◆ Supplied material ◆
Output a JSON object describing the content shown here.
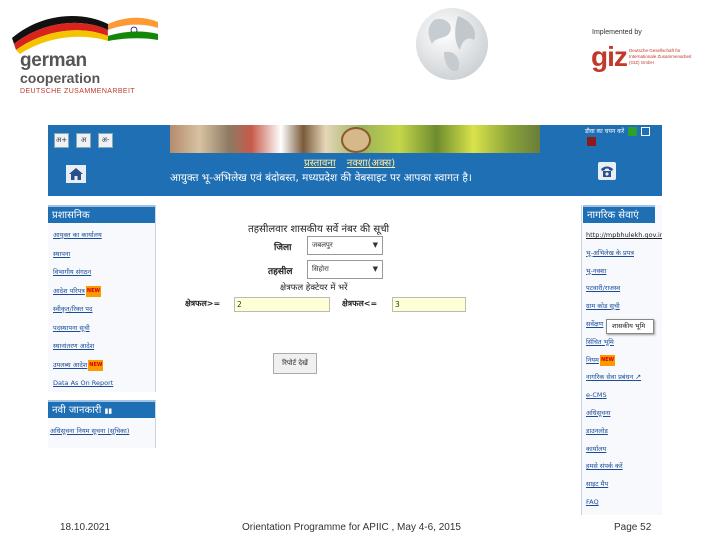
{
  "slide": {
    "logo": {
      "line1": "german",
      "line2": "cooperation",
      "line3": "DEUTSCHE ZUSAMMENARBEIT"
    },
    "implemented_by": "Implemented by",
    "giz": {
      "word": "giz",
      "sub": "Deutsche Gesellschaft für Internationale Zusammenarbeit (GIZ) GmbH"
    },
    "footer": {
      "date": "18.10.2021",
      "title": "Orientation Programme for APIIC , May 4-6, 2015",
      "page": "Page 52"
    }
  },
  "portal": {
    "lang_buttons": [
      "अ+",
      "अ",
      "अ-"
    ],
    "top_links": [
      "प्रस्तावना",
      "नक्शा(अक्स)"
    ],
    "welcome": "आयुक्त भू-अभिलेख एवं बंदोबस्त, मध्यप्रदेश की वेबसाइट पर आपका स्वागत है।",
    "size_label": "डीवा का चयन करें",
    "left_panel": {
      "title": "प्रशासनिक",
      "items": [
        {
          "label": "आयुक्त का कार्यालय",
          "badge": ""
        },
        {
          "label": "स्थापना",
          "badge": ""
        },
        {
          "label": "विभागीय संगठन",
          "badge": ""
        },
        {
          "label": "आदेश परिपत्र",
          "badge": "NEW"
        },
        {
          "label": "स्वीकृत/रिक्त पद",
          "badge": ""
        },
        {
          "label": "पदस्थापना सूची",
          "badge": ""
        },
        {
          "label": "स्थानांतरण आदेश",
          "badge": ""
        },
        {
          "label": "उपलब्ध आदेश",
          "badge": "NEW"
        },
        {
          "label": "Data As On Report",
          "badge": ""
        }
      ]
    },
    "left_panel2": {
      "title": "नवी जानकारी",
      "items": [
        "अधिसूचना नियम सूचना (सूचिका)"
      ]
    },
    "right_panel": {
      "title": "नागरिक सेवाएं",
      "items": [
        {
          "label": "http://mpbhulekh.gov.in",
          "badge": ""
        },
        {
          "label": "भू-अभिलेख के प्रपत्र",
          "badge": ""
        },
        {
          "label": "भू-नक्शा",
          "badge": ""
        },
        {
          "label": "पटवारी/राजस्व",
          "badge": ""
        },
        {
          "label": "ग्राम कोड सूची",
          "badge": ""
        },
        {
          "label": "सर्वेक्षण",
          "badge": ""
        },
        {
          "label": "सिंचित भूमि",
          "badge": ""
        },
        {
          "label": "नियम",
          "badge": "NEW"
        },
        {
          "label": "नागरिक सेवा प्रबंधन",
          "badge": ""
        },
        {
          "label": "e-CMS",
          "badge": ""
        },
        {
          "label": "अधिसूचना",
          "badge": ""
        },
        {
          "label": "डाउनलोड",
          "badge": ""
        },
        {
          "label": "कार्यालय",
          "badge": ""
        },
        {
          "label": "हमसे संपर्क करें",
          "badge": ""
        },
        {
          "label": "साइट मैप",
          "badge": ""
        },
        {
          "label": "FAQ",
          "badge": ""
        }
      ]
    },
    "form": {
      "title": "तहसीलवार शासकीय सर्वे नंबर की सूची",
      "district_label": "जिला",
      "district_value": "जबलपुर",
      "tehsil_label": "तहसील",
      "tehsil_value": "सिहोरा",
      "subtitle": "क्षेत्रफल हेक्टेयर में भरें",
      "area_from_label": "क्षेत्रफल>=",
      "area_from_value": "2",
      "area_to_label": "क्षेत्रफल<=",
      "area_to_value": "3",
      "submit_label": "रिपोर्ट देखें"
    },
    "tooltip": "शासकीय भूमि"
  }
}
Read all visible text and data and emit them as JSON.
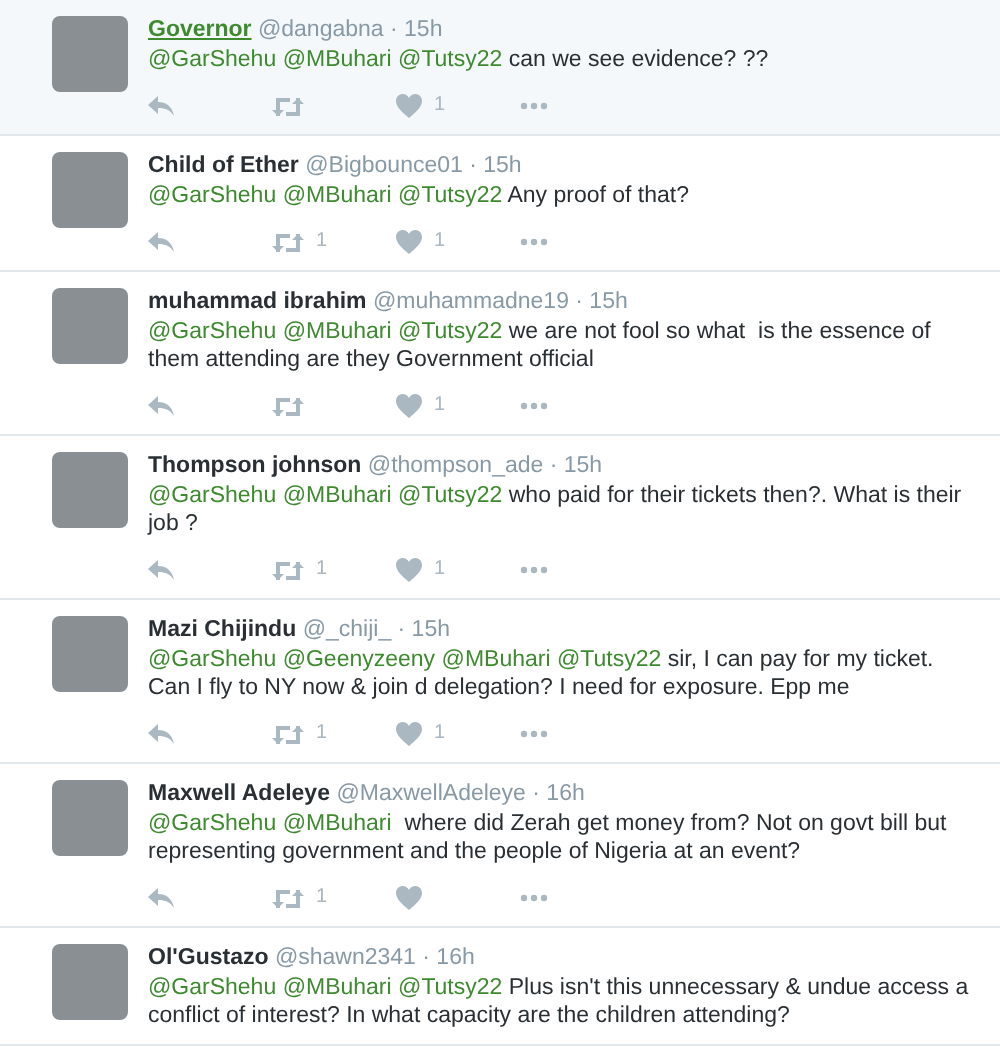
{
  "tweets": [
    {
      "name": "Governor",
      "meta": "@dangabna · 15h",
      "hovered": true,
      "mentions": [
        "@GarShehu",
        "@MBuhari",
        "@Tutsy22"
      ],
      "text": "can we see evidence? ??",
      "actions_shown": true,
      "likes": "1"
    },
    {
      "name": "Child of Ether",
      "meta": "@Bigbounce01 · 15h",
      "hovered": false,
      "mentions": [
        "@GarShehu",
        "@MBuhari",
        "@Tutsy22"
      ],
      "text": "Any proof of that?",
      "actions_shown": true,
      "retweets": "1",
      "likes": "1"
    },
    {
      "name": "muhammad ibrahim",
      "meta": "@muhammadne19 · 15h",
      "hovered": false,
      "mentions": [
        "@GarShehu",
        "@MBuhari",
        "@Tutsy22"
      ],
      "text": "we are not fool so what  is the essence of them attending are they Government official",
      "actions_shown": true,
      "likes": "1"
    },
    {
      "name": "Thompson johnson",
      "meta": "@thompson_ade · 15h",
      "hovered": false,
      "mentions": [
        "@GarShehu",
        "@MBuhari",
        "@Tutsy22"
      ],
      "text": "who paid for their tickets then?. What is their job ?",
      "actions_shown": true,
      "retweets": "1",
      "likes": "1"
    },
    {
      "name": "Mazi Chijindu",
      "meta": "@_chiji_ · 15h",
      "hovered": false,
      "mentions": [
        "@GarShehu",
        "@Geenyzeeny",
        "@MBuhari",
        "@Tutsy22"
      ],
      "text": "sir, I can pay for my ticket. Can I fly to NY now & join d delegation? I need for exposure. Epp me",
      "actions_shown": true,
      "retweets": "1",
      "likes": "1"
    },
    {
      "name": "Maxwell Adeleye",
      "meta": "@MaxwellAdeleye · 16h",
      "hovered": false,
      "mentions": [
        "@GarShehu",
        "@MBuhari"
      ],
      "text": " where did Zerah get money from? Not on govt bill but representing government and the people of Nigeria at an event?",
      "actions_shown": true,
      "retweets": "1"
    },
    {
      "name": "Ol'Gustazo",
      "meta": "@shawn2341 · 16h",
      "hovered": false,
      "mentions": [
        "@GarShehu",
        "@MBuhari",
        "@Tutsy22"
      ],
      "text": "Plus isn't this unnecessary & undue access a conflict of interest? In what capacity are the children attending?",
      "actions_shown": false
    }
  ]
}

--

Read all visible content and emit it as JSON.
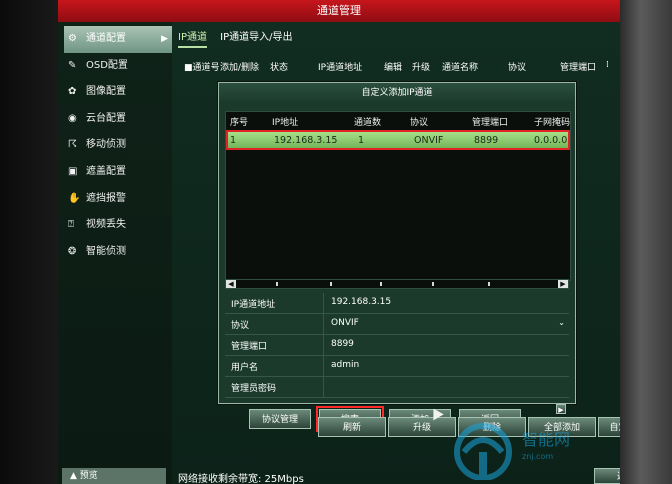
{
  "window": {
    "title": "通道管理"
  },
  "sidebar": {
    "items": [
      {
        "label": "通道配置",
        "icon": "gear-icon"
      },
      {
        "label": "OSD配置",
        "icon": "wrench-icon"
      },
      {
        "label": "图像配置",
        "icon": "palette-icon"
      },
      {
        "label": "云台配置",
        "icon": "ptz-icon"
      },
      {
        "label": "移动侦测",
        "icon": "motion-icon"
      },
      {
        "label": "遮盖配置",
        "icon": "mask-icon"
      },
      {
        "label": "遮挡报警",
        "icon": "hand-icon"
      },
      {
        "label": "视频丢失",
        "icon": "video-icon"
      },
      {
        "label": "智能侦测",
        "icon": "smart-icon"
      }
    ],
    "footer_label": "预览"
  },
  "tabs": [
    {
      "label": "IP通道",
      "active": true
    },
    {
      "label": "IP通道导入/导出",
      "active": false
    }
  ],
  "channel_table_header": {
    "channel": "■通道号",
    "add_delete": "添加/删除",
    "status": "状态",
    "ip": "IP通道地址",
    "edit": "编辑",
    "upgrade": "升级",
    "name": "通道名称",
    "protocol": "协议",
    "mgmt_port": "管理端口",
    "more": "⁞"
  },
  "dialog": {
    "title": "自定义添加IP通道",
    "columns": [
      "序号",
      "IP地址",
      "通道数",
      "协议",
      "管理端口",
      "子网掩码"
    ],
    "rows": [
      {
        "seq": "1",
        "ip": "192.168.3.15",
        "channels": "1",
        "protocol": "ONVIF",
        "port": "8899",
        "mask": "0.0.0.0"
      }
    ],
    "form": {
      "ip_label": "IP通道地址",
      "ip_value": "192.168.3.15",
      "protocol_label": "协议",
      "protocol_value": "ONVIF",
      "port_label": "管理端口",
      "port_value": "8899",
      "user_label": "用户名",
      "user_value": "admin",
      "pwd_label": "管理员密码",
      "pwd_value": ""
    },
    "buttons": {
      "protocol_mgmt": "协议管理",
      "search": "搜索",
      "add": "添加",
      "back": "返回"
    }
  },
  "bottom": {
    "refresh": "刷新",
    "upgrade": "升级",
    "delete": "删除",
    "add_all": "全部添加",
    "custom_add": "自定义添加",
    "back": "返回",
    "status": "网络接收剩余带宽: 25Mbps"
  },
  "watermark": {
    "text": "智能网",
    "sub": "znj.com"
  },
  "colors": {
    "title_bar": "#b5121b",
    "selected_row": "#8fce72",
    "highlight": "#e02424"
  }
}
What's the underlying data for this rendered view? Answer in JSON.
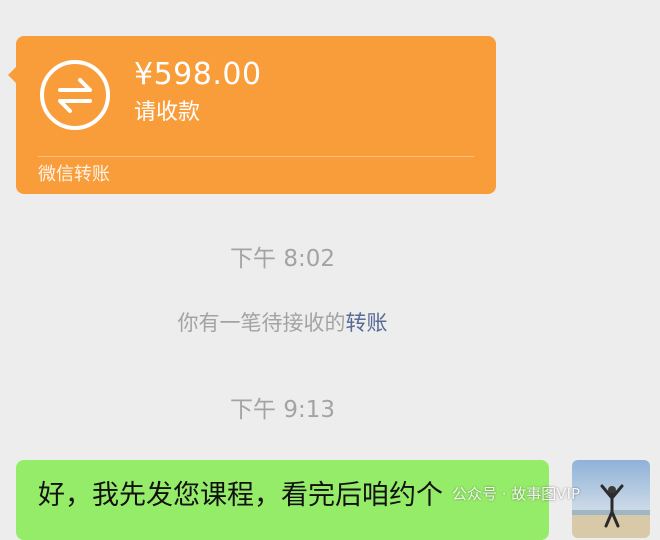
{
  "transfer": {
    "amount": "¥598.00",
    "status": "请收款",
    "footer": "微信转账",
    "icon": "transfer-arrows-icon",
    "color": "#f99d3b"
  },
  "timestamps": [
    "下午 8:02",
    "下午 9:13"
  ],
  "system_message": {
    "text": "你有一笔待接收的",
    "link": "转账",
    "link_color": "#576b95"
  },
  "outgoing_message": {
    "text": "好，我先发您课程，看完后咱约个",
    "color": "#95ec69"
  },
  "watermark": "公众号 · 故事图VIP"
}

◆ Required work ◆
Copy each line of the listing in which the word "this" can be found.

◆ Right answer ◆
      "text": "Plus isn't this unnecessary & undue access a conflict of interest? In what capacity are the children attending?",
What's the underlying data for this rendered view? Answer in JSON.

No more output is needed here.